> **Textauszug**
-*-
Müllbeutel aus Biokunststoff sind nicht per se umweltfreundlicher

Was ist das ökologisch bessere Material? Kunststoff aus Erdöl oder aus nachwachsenden Rohstoffen? Diese Fragen sind nicht nur nicht einfach zu beantworten, sondern je nach Standpunkt und Interesse fallen die Antworten oft auch emotional aus. Die Fragen polarisieren. Und um sie sachlich zu beantworten, bedarf es schon aufwendiger Untersuchungen in Form von Ökobilanzen, die je nach betrachtetem Kunststoffprodukt auch unterschiedlich ausfallen können.

Von Walter Henkes

Die europäischen Hersteller von Müllbeuteln zur Entsorgung von Restmüll wollten es für ihr Produkt ganz genau wissen, und das nicht ohne Grund. Denn in der Politik wird immer lauter darüber nachgedacht, wie traditionelle Kunststoffe durch Kunststoffe auf Basis nachwachsender Rohstoffe, sogenannte Bioplastics, ersetzt werden können. In Frank­reich sollen Politiker zwischenzeitlich sogar darüber nachgedacht haben, den aus Öl hergestellten Müllbeuteln den Marktzugang durch Strafsteuern zu erschweren.
-*-
> **Erforderliche Schritte**
[1] Kopiere aus dem Textauszug über Müllbeutel aus Biokunststoff wörtlich den Abschnitt, der bei „Müllbeutel aus Biokunststoff“ beginnt und bei „unterschiedlich ausfallen können.“ endet.
[2] Was sollen Politiker in Frankreich laut dem Textauszug über Müllbeutel aus Biokunststoff zwischenzeitlich erwogen haben?
[3] Schreibe den Textauszug über Müllbeutel aus Biokunststoff im Anschluss an seinen letzten Satz weiter.

> **Bereitgestelltes Material**
-*-
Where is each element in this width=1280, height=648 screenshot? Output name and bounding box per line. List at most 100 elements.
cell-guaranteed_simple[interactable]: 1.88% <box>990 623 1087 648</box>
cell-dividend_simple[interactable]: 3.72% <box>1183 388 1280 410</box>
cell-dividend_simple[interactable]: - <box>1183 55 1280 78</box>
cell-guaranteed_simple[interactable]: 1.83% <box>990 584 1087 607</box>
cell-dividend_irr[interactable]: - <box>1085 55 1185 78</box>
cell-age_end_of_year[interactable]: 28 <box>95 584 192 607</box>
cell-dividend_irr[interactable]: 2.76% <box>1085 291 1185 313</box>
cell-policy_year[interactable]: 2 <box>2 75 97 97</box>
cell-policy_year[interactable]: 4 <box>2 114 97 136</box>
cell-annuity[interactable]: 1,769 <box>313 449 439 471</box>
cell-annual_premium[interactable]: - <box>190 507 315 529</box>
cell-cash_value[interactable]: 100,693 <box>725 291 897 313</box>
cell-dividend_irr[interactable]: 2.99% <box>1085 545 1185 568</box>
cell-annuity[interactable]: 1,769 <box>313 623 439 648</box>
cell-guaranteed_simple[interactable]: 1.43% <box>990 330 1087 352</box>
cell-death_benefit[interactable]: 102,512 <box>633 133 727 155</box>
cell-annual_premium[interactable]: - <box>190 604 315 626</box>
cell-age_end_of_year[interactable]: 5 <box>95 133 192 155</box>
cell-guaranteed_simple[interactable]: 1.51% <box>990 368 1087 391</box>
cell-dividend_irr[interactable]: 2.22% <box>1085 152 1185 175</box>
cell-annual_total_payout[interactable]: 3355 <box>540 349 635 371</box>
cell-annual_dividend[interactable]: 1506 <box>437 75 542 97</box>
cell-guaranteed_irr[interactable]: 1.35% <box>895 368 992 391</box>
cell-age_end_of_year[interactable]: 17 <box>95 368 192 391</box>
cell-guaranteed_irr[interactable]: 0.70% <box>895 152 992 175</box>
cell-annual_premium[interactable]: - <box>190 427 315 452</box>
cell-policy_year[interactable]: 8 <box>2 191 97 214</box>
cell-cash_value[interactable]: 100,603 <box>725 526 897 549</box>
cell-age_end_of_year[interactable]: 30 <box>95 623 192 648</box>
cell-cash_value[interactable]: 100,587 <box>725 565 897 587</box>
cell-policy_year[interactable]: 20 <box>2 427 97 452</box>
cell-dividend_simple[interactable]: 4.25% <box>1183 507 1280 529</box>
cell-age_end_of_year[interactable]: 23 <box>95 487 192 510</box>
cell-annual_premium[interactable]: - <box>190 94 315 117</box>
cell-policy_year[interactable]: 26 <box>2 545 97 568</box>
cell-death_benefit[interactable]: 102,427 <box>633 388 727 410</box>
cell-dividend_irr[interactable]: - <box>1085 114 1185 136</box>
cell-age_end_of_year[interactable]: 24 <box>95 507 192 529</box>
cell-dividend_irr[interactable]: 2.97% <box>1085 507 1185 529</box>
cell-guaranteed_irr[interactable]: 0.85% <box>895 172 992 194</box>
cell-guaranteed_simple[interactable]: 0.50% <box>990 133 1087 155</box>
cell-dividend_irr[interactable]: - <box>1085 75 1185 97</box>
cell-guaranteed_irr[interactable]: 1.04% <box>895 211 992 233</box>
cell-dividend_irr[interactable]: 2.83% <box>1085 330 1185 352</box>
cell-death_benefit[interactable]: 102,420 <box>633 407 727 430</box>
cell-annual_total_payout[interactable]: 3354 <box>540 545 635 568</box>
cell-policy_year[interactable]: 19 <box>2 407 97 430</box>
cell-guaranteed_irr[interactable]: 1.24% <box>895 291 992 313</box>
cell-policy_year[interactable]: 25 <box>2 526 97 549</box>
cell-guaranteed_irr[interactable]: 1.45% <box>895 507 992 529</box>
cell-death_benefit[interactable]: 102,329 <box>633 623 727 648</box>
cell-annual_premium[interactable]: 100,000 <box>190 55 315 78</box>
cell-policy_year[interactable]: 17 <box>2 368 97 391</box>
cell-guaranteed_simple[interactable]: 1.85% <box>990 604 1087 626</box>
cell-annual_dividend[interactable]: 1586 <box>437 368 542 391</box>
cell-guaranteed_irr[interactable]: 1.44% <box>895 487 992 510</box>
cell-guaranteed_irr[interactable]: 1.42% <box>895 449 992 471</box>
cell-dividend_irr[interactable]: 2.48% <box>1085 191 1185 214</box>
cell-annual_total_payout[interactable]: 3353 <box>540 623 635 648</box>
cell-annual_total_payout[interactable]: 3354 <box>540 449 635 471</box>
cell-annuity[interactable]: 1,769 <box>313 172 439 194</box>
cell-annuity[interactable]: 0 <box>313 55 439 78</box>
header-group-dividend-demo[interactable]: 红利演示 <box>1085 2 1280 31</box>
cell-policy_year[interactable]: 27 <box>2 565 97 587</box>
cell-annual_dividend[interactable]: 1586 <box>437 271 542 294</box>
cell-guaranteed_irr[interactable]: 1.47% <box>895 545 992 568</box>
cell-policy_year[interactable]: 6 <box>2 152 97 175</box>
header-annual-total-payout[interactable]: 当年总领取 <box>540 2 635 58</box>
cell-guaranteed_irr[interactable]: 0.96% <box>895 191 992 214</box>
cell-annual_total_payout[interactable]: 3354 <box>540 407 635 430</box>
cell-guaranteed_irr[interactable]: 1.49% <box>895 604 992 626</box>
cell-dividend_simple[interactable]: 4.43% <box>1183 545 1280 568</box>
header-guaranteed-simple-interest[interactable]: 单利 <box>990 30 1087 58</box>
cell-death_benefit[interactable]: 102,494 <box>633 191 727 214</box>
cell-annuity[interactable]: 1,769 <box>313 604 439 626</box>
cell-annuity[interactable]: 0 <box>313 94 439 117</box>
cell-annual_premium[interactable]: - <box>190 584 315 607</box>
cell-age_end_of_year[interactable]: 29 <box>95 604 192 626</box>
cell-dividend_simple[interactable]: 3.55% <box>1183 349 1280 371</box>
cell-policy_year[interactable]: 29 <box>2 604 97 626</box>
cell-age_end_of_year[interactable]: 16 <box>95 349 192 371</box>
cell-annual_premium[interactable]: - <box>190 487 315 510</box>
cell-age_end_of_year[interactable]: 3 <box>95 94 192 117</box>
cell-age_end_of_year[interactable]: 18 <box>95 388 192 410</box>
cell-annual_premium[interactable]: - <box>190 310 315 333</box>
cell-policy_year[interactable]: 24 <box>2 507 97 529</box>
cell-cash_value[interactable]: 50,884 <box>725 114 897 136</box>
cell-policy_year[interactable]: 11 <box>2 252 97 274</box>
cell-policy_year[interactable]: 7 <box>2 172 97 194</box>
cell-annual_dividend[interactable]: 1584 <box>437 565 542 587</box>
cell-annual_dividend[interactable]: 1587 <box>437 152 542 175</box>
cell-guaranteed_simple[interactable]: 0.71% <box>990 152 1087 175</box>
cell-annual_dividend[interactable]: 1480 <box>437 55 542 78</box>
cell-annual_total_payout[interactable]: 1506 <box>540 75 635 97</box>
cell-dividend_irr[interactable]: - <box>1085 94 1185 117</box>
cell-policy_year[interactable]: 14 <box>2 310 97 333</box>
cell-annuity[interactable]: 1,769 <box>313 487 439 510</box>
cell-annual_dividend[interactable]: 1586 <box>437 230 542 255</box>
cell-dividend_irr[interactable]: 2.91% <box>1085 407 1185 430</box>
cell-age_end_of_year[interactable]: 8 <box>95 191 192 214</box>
-*-
> **Antworten**
[1]
Müllbeutel aus Biokunststoff sind nicht per se umweltfreundlicher

Was ist das ökologisch bessere Material? Kunststoff aus Erdöl oder aus nachwachsenden Rohstoffen? Diese Fragen sind nicht nur nicht einfach zu beantworten, sondern je nach Standpunkt und Interesse fallen die Antworten oft auch emotional aus. Die Fragen polarisieren. Und um sie sachlich zu beantworten, bedarf es schon aufwendiger Untersuchungen in Form von Ökobilanzen, die je nach betrachtetem Kunststoffprodukt auch unterschiedlich ausfallen können.

[2] Sie sollen erwogen haben, den aus Öl hergestellten Müllbeuteln den Marktzugang durch Strafsteuern zu erschweren.

[3]
Auch in der Bevölkerung ist die Ansicht immer noch weit verbreitet, dass Bio-Kunststoffe umweltfreundlicher sind als Kunststoffe, die aus Erdöl produziert werden. Doch unter Wissenschaftlern sieht man dies durchaus differenzierter.

Wissenschaftler am Heidelberger Institut für Energie- und Umweltforschung (Ifeu) haben im Auftrag des Industrieverbandes Kunststoffverpackungen eine Ökobilanz durchgeführt. Dabei wurden die Umweltauswirkungen von Müllbeuteln aus Polyethylen (PE), aus Polyethylen-Rezyklaten und aus sogenanntem Bioplastics miteinander verglichen. Am umweltfreundlichsten schnitten in der Studie die Müllbeutel aus Rezyklaten ab, die aus Kunststoffabfällen aus dem Haushaltsbereich stammen: den „Post-Consumer-Rezyklaten“, kurz PCR.

Foto: Bilderbox
Was ist ökologisch besser: Kunststoff aus Erdöl oder aus nachwachsenden Rohstoffen?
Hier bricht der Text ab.